→ **Task inputs**
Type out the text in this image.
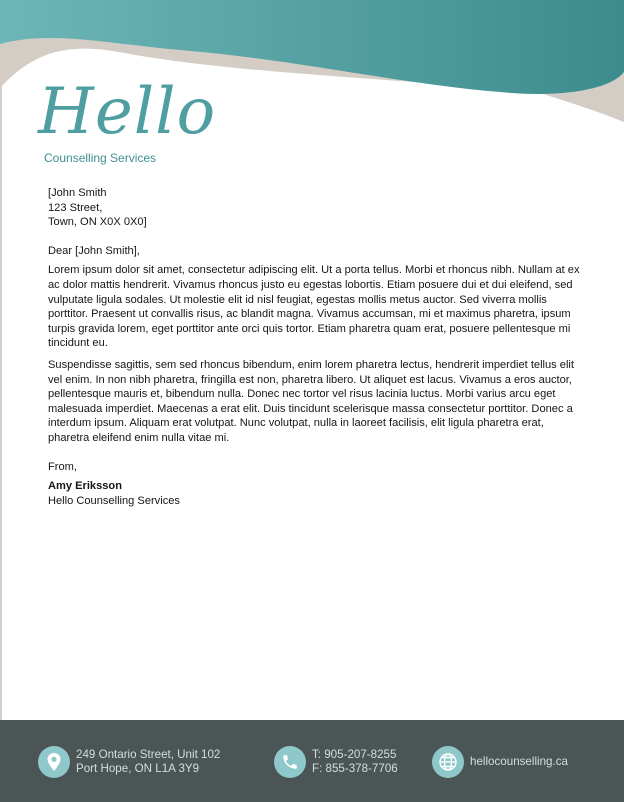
Hello
Counselling Services

[John Smith

123 Street,

Town, ON X0X 0X0]

Dear [John Smith],

Lorem ipsum dolor sit amet, consectetur adipiscing elit. Ut a porta tellus. Morbi et rhoncus nibh. Nullam at ex ac dolor mattis hendrerit. Vivamus rhoncus justo eu egestas lobortis. Etiam posuere dui et dui eleifend, sed vulputate ligula sodales. Ut molestie elit id nisl feugiat, egestas mollis metus auctor. Sed viverra mollis porttitor. Praesent ut convallis risus, ac blandit magna. Vivamus accumsan, mi et maximus pharetra, ipsum turpis gravida lorem, eget porttitor ante orci quis tortor. Etiam pharetra quam erat, posuere pellentesque mi tincidunt eu.

Suspendisse sagittis, sem sed rhoncus bibendum, enim lorem pharetra lectus, hendrerit imperdiet tellus elit vel enim. In non nibh pharetra, fringilla est non, pharetra libero. Ut aliquet est lacus. Vivamus a eros auctor, pellentesque mauris et, bibendum nulla. Donec nec tortor vel risus lacinia luctus. Morbi varius arcu eget malesuada imperdiet. Maecenas a erat elit. Duis tincidunt scelerisque massa consectetur porttitor. Donec a interdum ipsum. Aliquam erat volutpat. Nunc volutpat, nulla in laoreet facilisis, elit ligula pharetra erat, pharetra eleifend enim nulla vitae mi.

From,

Amy Eriksson

Hello Counselling Services

249 Ontario Street, Unit 102
Port Hope, ON L1A 3Y9
T: 905-207-8255
F: 855-378-7706
hellocounselling.ca
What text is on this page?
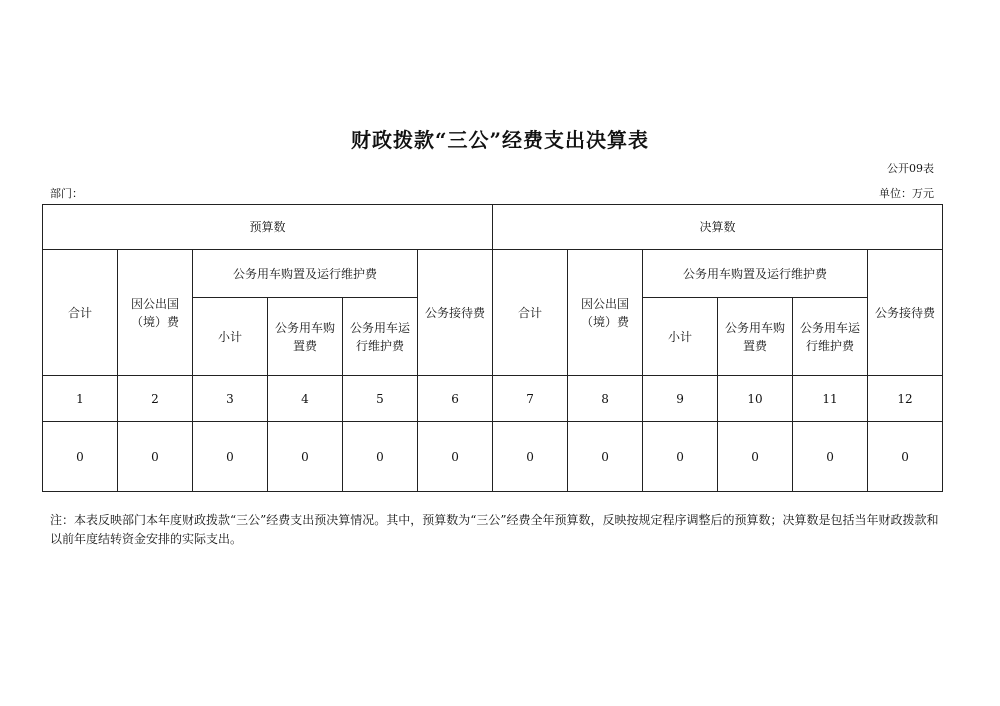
财政拨款“三公”经费支出决算表
公开09表
部门：	单位：万元
预算数						决算数					
合计	因公出国（境）费	公务用车购置及运行维护费			公务接待费	合计	因公出国（境）费	公务用车购置及运行维护费			公务接待费
		小计	公务用车购置费	公务用车运行维护费				小计	公务用车购置费	公务用车运行维护费	
1	2	3	4	5	6	7	8	9	10	11	12
0	0	0	0	0	0	0	0	0	0	0	0
注：本表反映部门本年度财政拨款“三公”经费支出预决算情况。其中，预算数为“三公”经费全年预算数，反映按规定程序调整后的预算数；决算数是包括当年财政拨款和以前年度结转资金安排的实际支出。
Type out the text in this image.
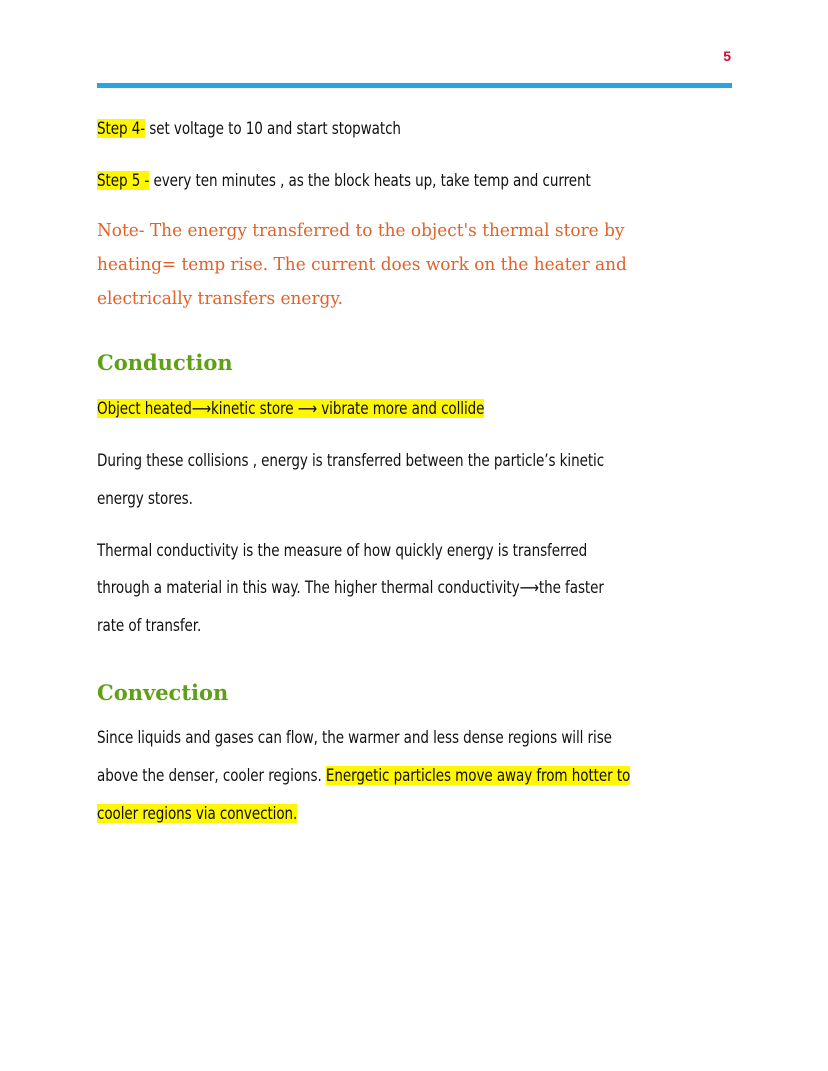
5
Step 4- set voltage to 10 and start stopwatch
Step 5 - every ten minutes , as the block heats up, take temp and current
Note- The energy transferred to the object's thermal store by
heating= temp rise. The current does work on the heater and
electrically transfers energy.
Conduction
Object heated⟶kinetic store ⟶ vibrate more and collide
During these collisions , energy is transferred between the particle’s kinetic
energy stores.
Thermal conductivity is the measure of how quickly energy is transferred
through a material in this way. The higher thermal conductivity⟶the faster
rate of transfer.
Convection
Since liquids and gases can flow, the warmer and less dense regions will rise
above the denser, cooler regions. Energetic particles move away from hotter to
cooler regions via convection.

→ **What to work on**
Omit every image. Quote each record exactly.

→ **Expected answer**
Type out the text in this image.
Hello
Counselling Services

[John Smith

123 Street,

Town, ON X0X 0X0]

Dear [John Smith],

Lorem ipsum dolor sit amet, consectetur adipiscing elit. Ut a porta tellus. Morbi et rhoncus nibh. Nullam at ex ac dolor mattis hendrerit. Vivamus rhoncus justo eu egestas lobortis. Etiam posuere dui et dui eleifend, sed vulputate ligula sodales. Ut molestie elit id nisl feugiat, egestas mollis metus auctor. Sed viverra mollis porttitor. Praesent ut convallis risus, ac blandit magna. Vivamus accumsan, mi et maximus pharetra, ipsum turpis gravida lorem, eget porttitor ante orci quis tortor. Etiam pharetra quam erat, posuere pellentesque mi tincidunt eu.

Suspendisse sagittis, sem sed rhoncus bibendum, enim lorem pharetra lectus, hendrerit imperdiet tellus elit vel enim. In non nibh pharetra, fringilla est non, pharetra libero. Ut aliquet est lacus. Vivamus a eros auctor, pellentesque mauris et, bibendum nulla. Donec nec tortor vel risus lacinia luctus. Morbi varius arcu eget malesuada imperdiet. Maecenas a erat elit. Duis tincidunt scelerisque massa consectetur porttitor. Donec a interdum ipsum. Aliquam erat volutpat. Nunc volutpat, nulla in laoreet facilisis, elit ligula pharetra erat, pharetra eleifend enim nulla vitae mi.

From,

Amy Eriksson

Hello Counselling Services

249 Ontario Street, Unit 102
Port Hope, ON L1A 3Y9
T: 905-207-8255
F: 855-378-7706
hellocounselling.ca
What text is on this page?
财政拨款“三公”经费支出决算表
公开09表
部门：	单位：万元
预算数						决算数					
合计	因公出国（境）费	公务用车购置及运行维护费			公务接待费	合计	因公出国（境）费	公务用车购置及运行维护费			公务接待费
		小计	公务用车购置费	公务用车运行维护费				小计	公务用车购置费	公务用车运行维护费	
1	2	3	4	5	6	7	8	9	10	11	12
0	0	0	0	0	0	0	0	0	0	0	0
注：本表反映部门本年度财政拨款“三公”经费支出预决算情况。其中，预算数为“三公”经费全年预算数，反映按规定程序调整后的预算数；决算数是包括当年财政拨款和以前年度结转资金安排的实际支出。
Type out the text in this image.
5
Step 4- set voltage to 10 and start stopwatch
Step 5 - every ten minutes , as the block heats up, take temp and current
Note- The energy transferred to the object's thermal store by
heating= temp rise. The current does work on the heater and
electrically transfers energy.
Conduction
Object heated⟶kinetic store ⟶ vibrate more and collide
During these collisions , energy is transferred between the particle’s kinetic
energy stores.
Thermal conductivity is the measure of how quickly energy is transferred
through a material in this way. The higher thermal conductivity⟶the faster
rate of transfer.
Convection
Since liquids and gases can flow, the warmer and less dense regions will rise
above the denser, cooler regions. Energetic particles move away from hotter to
cooler regions via convection.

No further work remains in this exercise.